● Records to process:
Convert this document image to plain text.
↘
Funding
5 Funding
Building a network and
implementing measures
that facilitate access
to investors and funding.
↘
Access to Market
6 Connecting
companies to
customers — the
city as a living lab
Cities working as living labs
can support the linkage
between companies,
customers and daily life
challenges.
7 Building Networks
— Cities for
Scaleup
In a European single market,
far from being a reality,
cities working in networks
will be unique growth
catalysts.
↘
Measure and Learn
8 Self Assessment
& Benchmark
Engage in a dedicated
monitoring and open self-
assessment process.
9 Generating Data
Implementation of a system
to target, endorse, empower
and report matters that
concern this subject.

● Job:
Return all of the data word for word.

● Task result:
Convert this document image to plain text.
↘
Funding
5 Funding
Building a network and
implementing measures
that facilitate access
to investors and funding.
↘
Access to Market
6 Connecting
companies to
customers — the
city as a living lab
Cities working as living labs
can support the linkage
between companies,
customers and daily life
challenges.
7 Building Networks
— Cities for
Scaleup
In a European single market,
far from being a reality,
cities working in networks
will be unique growth
catalysts.
↘
Measure and Learn
8 Self Assessment
& Benchmark
Engage in a dedicated
monitoring and open self-
assessment process.
9 Generating Data
Implementation of a system
to target, endorse, empower
and report matters that
concern this subject.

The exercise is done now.